* [Records provided]:
::::::::
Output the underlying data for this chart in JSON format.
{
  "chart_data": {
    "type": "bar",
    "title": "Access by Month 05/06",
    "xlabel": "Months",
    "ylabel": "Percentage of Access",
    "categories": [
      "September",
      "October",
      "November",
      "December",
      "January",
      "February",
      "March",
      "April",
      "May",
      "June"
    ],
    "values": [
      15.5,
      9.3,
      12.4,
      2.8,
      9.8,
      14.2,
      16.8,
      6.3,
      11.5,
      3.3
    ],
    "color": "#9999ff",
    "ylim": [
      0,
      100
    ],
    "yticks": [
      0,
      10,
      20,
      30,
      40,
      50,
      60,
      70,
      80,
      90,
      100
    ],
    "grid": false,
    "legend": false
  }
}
::::::::
* [What to work on]:
Copy the material above back out, exactly as written.

* [Written solution]:
Output the underlying data for this chart in JSON format.
{
  "chart_data": {
    "type": "bar",
    "title": "Access by Month 05/06",
    "xlabel": "Months",
    "ylabel": "Percentage of Access",
    "categories": [
      "September",
      "October",
      "November",
      "December",
      "January",
      "February",
      "March",
      "April",
      "May",
      "June"
    ],
    "values": [
      15.5,
      9.3,
      12.4,
      2.8,
      9.8,
      14.2,
      16.8,
      6.3,
      11.5,
      3.3
    ],
    "color": "#9999ff",
    "ylim": [
      0,
      100
    ],
    "yticks": [
      0,
      10,
      20,
      30,
      40,
      50,
      60,
      70,
      80,
      90,
      100
    ],
    "grid": false,
    "legend": false
  }
}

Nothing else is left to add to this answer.